↓

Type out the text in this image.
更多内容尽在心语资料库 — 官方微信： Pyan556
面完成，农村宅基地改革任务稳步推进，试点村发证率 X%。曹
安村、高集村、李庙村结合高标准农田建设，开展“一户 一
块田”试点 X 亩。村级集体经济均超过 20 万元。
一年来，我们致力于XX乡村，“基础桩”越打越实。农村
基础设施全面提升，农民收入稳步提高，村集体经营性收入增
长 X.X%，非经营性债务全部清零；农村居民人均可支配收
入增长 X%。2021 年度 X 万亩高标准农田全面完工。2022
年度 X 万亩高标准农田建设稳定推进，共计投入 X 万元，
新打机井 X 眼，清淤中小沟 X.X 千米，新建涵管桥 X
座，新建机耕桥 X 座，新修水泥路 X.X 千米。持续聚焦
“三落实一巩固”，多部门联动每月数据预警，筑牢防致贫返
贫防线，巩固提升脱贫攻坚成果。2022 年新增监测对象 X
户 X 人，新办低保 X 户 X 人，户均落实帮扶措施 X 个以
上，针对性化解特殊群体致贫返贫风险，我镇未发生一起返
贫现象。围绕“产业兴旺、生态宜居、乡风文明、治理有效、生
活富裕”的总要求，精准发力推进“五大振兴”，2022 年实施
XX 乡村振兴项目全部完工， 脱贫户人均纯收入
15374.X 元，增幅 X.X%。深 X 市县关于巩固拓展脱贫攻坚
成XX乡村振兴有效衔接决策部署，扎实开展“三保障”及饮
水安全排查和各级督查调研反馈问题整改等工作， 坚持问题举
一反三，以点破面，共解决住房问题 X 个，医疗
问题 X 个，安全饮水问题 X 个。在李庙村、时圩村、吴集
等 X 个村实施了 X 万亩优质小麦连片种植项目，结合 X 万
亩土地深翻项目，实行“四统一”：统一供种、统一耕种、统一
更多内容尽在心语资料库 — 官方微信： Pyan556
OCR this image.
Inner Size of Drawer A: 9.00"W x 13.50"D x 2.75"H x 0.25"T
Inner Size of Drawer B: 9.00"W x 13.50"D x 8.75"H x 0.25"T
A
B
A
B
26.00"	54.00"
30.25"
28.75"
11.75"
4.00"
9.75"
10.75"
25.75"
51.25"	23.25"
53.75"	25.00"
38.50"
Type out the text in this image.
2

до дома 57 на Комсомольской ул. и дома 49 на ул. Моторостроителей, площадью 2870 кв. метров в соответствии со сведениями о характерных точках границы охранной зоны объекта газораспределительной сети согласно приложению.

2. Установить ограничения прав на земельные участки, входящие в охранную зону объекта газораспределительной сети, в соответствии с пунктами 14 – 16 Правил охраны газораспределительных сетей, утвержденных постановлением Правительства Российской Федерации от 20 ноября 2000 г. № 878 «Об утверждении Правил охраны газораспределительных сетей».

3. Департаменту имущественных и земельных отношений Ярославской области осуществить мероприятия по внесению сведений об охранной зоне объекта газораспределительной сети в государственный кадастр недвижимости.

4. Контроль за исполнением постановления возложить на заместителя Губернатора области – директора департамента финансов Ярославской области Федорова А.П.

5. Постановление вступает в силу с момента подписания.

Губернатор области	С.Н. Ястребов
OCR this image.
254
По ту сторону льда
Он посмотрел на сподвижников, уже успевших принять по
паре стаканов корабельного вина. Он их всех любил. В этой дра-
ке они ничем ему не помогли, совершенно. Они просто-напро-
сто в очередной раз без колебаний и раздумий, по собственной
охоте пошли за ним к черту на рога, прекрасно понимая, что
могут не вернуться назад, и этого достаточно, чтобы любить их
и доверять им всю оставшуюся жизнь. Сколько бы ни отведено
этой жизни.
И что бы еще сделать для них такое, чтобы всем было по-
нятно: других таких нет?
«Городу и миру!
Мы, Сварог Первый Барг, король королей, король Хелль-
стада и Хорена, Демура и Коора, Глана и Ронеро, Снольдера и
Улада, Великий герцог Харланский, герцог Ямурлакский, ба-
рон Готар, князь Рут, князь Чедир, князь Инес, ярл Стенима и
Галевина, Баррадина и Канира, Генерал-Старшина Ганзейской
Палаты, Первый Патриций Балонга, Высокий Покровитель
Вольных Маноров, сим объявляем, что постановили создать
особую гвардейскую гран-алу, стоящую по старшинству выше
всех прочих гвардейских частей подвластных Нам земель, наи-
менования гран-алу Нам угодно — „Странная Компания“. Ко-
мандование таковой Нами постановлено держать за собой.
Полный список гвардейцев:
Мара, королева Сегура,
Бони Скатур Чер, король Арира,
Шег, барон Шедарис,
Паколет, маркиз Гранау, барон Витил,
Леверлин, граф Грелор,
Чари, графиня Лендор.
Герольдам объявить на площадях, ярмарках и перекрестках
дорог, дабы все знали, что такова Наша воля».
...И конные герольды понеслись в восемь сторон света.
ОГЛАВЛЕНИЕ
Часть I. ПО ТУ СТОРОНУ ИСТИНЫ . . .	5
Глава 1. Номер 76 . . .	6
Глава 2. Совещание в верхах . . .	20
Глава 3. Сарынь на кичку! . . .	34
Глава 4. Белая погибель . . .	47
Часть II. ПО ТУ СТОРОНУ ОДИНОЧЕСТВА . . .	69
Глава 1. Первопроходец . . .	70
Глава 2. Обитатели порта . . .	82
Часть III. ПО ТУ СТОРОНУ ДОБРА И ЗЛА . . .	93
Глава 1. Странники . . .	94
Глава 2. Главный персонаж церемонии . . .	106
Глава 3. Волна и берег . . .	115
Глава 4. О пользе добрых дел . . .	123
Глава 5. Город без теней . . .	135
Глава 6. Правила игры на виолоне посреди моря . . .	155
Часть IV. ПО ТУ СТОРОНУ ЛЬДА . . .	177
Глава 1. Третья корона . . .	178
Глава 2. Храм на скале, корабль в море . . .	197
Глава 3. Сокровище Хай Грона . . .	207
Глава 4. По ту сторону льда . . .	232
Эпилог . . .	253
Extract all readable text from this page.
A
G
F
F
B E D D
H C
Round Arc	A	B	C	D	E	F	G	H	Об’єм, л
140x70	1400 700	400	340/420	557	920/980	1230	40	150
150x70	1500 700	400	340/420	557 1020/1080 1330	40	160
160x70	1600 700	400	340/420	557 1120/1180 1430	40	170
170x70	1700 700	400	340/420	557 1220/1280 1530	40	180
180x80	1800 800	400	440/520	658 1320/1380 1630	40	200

↑

## [Exercise objective]
Report all lines of the material that contain the word "всех".

## [Response to this exercise]
паре стаканов корабельного вина. Он их всех любил. В этой дра-
всех прочих гвардейских частей подвластных Нам земель, наи-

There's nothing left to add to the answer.